__Prompt__
Find the lines containing the word "slower" and copy every one of them.

——

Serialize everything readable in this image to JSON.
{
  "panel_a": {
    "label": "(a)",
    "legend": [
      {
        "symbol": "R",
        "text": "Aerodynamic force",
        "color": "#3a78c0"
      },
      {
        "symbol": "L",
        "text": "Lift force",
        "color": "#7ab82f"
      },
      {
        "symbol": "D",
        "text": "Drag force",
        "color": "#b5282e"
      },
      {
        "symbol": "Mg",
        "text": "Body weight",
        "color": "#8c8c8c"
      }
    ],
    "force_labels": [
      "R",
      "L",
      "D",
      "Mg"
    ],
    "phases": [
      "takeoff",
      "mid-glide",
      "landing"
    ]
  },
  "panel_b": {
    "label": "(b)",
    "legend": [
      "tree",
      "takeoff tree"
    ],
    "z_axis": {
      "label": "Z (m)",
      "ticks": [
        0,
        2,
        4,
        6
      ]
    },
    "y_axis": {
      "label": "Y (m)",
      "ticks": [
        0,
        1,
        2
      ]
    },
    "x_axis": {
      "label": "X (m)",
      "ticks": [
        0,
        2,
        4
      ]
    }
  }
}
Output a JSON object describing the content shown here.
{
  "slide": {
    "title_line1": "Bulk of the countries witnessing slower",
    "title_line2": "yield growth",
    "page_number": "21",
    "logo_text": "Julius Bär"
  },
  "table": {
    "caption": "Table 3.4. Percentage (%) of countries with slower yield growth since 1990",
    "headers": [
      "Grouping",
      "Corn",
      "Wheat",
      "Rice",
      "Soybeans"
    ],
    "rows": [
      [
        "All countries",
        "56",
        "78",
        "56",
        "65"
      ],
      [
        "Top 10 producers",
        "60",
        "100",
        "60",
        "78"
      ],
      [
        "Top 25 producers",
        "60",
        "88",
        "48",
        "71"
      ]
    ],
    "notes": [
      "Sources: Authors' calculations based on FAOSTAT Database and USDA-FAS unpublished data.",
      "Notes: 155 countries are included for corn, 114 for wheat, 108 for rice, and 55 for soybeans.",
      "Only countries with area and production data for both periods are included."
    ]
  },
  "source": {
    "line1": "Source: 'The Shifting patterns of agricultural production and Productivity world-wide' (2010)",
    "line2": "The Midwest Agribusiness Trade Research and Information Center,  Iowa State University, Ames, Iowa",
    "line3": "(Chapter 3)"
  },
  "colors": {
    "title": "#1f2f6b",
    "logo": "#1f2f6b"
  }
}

——

__Output for this exercise__
    "title_line1": "Bulk of the countries witnessing slower",
    "caption": "Table 3.4. Percentage (%) of countries with slower yield growth since 1990",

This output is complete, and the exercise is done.